• OBJECTIVE: Only lines holding the string "dome" are wanted; copy each one from the material.

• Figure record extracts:
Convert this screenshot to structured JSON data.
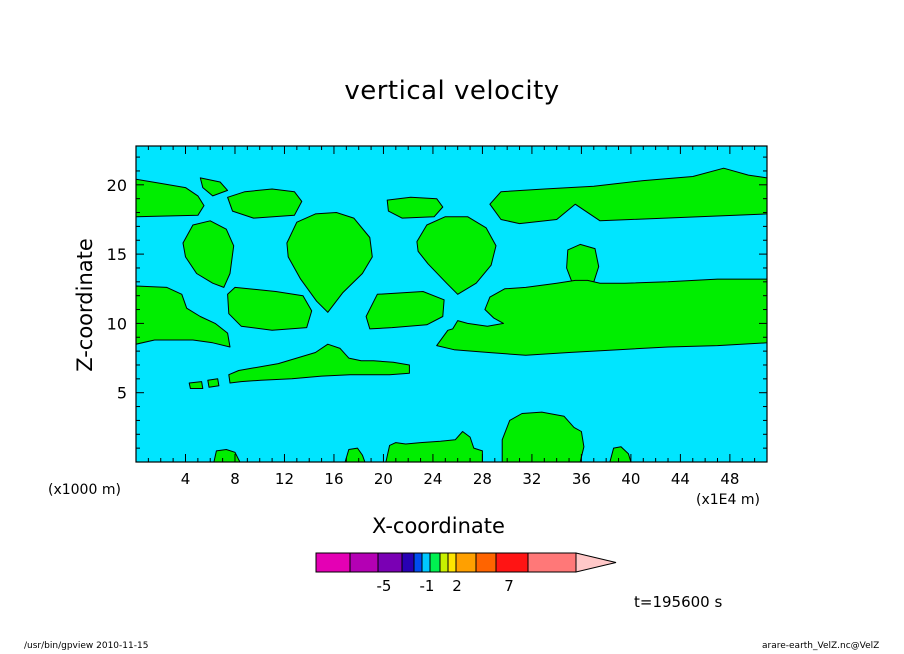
{
  "chart_data": {
    "type": "contour",
    "title": "vertical velocity",
    "xlabel": "X-coordinate",
    "ylabel": "Z-coordinate",
    "x_scale_label": "(x1000 m)",
    "x_unit_label": "(x1E4 m)",
    "time_label": "t=195600 s",
    "xlim": [
      0,
      51
    ],
    "ylim": [
      0,
      22.8
    ],
    "x_ticks": [
      4,
      8,
      12,
      16,
      20,
      24,
      28,
      32,
      36,
      40,
      44,
      48
    ],
    "y_ticks": [
      5,
      10,
      15,
      20
    ],
    "colors": {
      "background_field": "#00e5ff",
      "updraft_field": "#00ee00",
      "contour_line": "#000000"
    },
    "updraft_regions": [
      {
        "name": "upper band left",
        "polygon": [
          [
            0,
            20.4
          ],
          [
            2,
            20.1
          ],
          [
            4,
            19.8
          ],
          [
            5,
            19.2
          ],
          [
            5.5,
            18.5
          ],
          [
            5,
            17.8
          ],
          [
            0,
            17.7
          ]
        ]
      },
      {
        "name": "upper band right",
        "polygon": [
          [
            29.5,
            19.5
          ],
          [
            33,
            19.7
          ],
          [
            37,
            19.9
          ],
          [
            41,
            20.3
          ],
          [
            45,
            20.6
          ],
          [
            47.5,
            21.2
          ],
          [
            49.5,
            20.7
          ],
          [
            51,
            20.5
          ],
          [
            51,
            17.9
          ],
          [
            40,
            17.5
          ],
          [
            37.5,
            17.4
          ],
          [
            35.5,
            18.6
          ],
          [
            34,
            17.5
          ],
          [
            31,
            17.2
          ],
          [
            29.5,
            17.5
          ],
          [
            28.6,
            18.6
          ]
        ]
      },
      {
        "name": "cap near x=7",
        "polygon": [
          [
            5.2,
            20.5
          ],
          [
            6.8,
            20.2
          ],
          [
            7.4,
            19.6
          ],
          [
            6.2,
            19.2
          ],
          [
            5.4,
            19.8
          ]
        ]
      },
      {
        "name": "cap near x=12",
        "polygon": [
          [
            7.4,
            19.1
          ],
          [
            8.8,
            19.5
          ],
          [
            11,
            19.7
          ],
          [
            12.8,
            19.5
          ],
          [
            13.4,
            18.8
          ],
          [
            12.8,
            17.8
          ],
          [
            9.5,
            17.6
          ],
          [
            7.8,
            18.1
          ]
        ]
      },
      {
        "name": "cap near x=23",
        "polygon": [
          [
            20.3,
            18.9
          ],
          [
            22.2,
            19.1
          ],
          [
            24.3,
            19.0
          ],
          [
            24.8,
            18.4
          ],
          [
            24.1,
            17.7
          ],
          [
            21.5,
            17.6
          ],
          [
            20.4,
            18.1
          ]
        ]
      },
      {
        "name": "dome x=6",
        "polygon": [
          [
            3.8,
            15.8
          ],
          [
            4.6,
            17.1
          ],
          [
            6,
            17.4
          ],
          [
            7.3,
            16.8
          ],
          [
            7.9,
            15.6
          ],
          [
            7.6,
            13.6
          ],
          [
            7.1,
            12.6
          ],
          [
            6.2,
            12.9
          ],
          [
            4.9,
            13.6
          ],
          [
            4,
            14.8
          ]
        ]
      },
      {
        "name": "dome x=15.5",
        "polygon": [
          [
            12.2,
            15.8
          ],
          [
            13,
            17.3
          ],
          [
            14.5,
            17.9
          ],
          [
            16.2,
            18.0
          ],
          [
            17.6,
            17.6
          ],
          [
            18.9,
            16.2
          ],
          [
            19.1,
            14.8
          ],
          [
            18.3,
            13.6
          ],
          [
            16.7,
            12.2
          ],
          [
            15.5,
            10.8
          ],
          [
            14.6,
            11.6
          ],
          [
            13.3,
            13.2
          ],
          [
            12.3,
            14.8
          ]
        ]
      },
      {
        "name": "dome x=26",
        "polygon": [
          [
            22.7,
            15.9
          ],
          [
            23.5,
            17.1
          ],
          [
            25,
            17.7
          ],
          [
            26.8,
            17.7
          ],
          [
            28.3,
            16.9
          ],
          [
            29.1,
            15.6
          ],
          [
            28.7,
            14.2
          ],
          [
            27.5,
            12.9
          ],
          [
            26,
            12.1
          ],
          [
            25.1,
            12.9
          ],
          [
            23.6,
            14.3
          ],
          [
            22.8,
            15.2
          ]
        ]
      },
      {
        "name": "plume x=36",
        "polygon": [
          [
            34.9,
            15.3
          ],
          [
            35.9,
            15.7
          ],
          [
            37.1,
            15.4
          ],
          [
            37.4,
            14.1
          ],
          [
            36.9,
            12.7
          ],
          [
            36,
            11.2
          ],
          [
            35.4,
            12.6
          ],
          [
            34.8,
            14
          ]
        ]
      },
      {
        "name": "mid band left",
        "polygon": [
          [
            0,
            12.7
          ],
          [
            2.5,
            12.6
          ],
          [
            3.7,
            12.1
          ],
          [
            4.1,
            11.1
          ],
          [
            5.2,
            10.5
          ],
          [
            6.4,
            10.0
          ],
          [
            7.4,
            9.3
          ],
          [
            7.6,
            8.3
          ],
          [
            6.2,
            8.6
          ],
          [
            4.6,
            8.8
          ],
          [
            3.2,
            8.8
          ],
          [
            1.5,
            8.8
          ],
          [
            0,
            8.5
          ]
        ]
      },
      {
        "name": "mid block x=11",
        "polygon": [
          [
            7.4,
            12.1
          ],
          [
            8,
            12.6
          ],
          [
            11.3,
            12.3
          ],
          [
            13.5,
            12.0
          ],
          [
            14.2,
            10.9
          ],
          [
            13.8,
            9.7
          ],
          [
            11,
            9.5
          ],
          [
            8.5,
            9.8
          ],
          [
            7.5,
            10.7
          ]
        ]
      },
      {
        "name": "mid block x=22",
        "polygon": [
          [
            19.5,
            12.1
          ],
          [
            23.2,
            12.3
          ],
          [
            24.9,
            11.7
          ],
          [
            24.8,
            10.5
          ],
          [
            23.5,
            9.9
          ],
          [
            20.7,
            9.7
          ],
          [
            18.9,
            9.6
          ],
          [
            18.6,
            10.5
          ]
        ]
      },
      {
        "name": "mid band right",
        "polygon": [
          [
            25.2,
            9.5
          ],
          [
            24.3,
            8.4
          ],
          [
            25.7,
            8.1
          ],
          [
            28.5,
            7.9
          ],
          [
            31.5,
            7.7
          ],
          [
            35,
            7.9
          ],
          [
            39,
            8.1
          ],
          [
            43,
            8.3
          ],
          [
            47,
            8.4
          ],
          [
            51,
            8.6
          ],
          [
            51,
            13.2
          ],
          [
            47,
            13.2
          ],
          [
            43,
            13.0
          ],
          [
            39.5,
            12.9
          ],
          [
            37.5,
            12.9
          ],
          [
            36.5,
            13.1
          ],
          [
            35.5,
            13.1
          ],
          [
            34,
            12.9
          ],
          [
            31.5,
            12.6
          ],
          [
            29.8,
            12.5
          ],
          [
            28.6,
            11.9
          ],
          [
            28.2,
            11.0
          ],
          [
            28.9,
            10.4
          ],
          [
            29.7,
            10.0
          ],
          [
            28.4,
            9.8
          ],
          [
            26.8,
            10.0
          ],
          [
            26,
            10.2
          ],
          [
            25.6,
            9.6
          ]
        ]
      },
      {
        "name": "diagonal band",
        "polygon": [
          [
            7.5,
            6.3
          ],
          [
            8.3,
            6.6
          ],
          [
            11.5,
            7.1
          ],
          [
            14.5,
            7.9
          ],
          [
            15.5,
            8.5
          ],
          [
            16.5,
            8.2
          ],
          [
            17.2,
            7.5
          ],
          [
            18.2,
            7.3
          ],
          [
            19.2,
            7.3
          ],
          [
            20.8,
            7.2
          ],
          [
            22.1,
            7.0
          ],
          [
            22.1,
            6.4
          ],
          [
            20.5,
            6.3
          ],
          [
            18.7,
            6.3
          ],
          [
            17.3,
            6.3
          ],
          [
            15,
            6.2
          ],
          [
            12.6,
            6.0
          ],
          [
            10.1,
            5.9
          ],
          [
            8.5,
            5.8
          ],
          [
            7.6,
            5.7
          ]
        ]
      },
      {
        "name": "speck x=6",
        "polygon": [
          [
            5.8,
            5.9
          ],
          [
            6.6,
            6.0
          ],
          [
            6.7,
            5.5
          ],
          [
            5.9,
            5.4
          ]
        ]
      },
      {
        "name": "speck x=4.6",
        "polygon": [
          [
            4.3,
            5.7
          ],
          [
            5.3,
            5.8
          ],
          [
            5.4,
            5.3
          ],
          [
            4.4,
            5.3
          ]
        ]
      },
      {
        "name": "foot x=7",
        "polygon": [
          [
            6.3,
            0
          ],
          [
            6.5,
            0.8
          ],
          [
            7.3,
            0.9
          ],
          [
            8,
            0.7
          ],
          [
            8.4,
            0
          ]
        ]
      },
      {
        "name": "foot x=18",
        "polygon": [
          [
            16.9,
            0
          ],
          [
            17.2,
            0.9
          ],
          [
            17.9,
            1.0
          ],
          [
            18.3,
            0.5
          ],
          [
            18.5,
            0
          ]
        ]
      },
      {
        "name": "foot x=20-22",
        "polygon": [
          [
            20.5,
            1.2
          ],
          [
            21,
            1.4
          ],
          [
            21.8,
            1.3
          ],
          [
            23,
            1.4
          ],
          [
            24.6,
            1.5
          ],
          [
            25.8,
            1.6
          ],
          [
            26.4,
            2.2
          ],
          [
            27,
            1.8
          ],
          [
            27.3,
            1.0
          ],
          [
            28,
            0.8
          ],
          [
            28,
            0
          ],
          [
            20.2,
            0
          ]
        ]
      },
      {
        "name": "foot x=29-34",
        "polygon": [
          [
            29.6,
            0
          ],
          [
            29.6,
            1.6
          ],
          [
            30.2,
            3.0
          ],
          [
            31.2,
            3.5
          ],
          [
            32.8,
            3.6
          ],
          [
            34.6,
            3.3
          ],
          [
            35.4,
            2.5
          ],
          [
            36,
            2.2
          ],
          [
            36.2,
            1.1
          ],
          [
            35.9,
            0
          ]
        ]
      },
      {
        "name": "foot x=39",
        "polygon": [
          [
            38.3,
            0
          ],
          [
            38.6,
            1.0
          ],
          [
            39.2,
            1.1
          ],
          [
            39.8,
            0.6
          ],
          [
            40.0,
            0
          ]
        ]
      }
    ],
    "colorbar": {
      "colors": [
        "#e400b4",
        "#b400b4",
        "#7a00b4",
        "#2800b4",
        "#004ef0",
        "#00c8ff",
        "#00f050",
        "#c8f000",
        "#ffe400",
        "#ffa000",
        "#ff6400",
        "#ff1414",
        "#ff7878",
        "#ffc8c8"
      ],
      "tick_labels": [
        "-5",
        "-1",
        "2",
        "7"
      ]
    }
  },
  "footer": {
    "left": "/usr/bin/gpview   2010-11-15",
    "right": "arare-earth_VelZ.nc@VelZ"
  }
}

• WRITTEN RESPONSE:
        "name": "dome x=6",
        "name": "dome x=15.5",
        "name": "dome x=26",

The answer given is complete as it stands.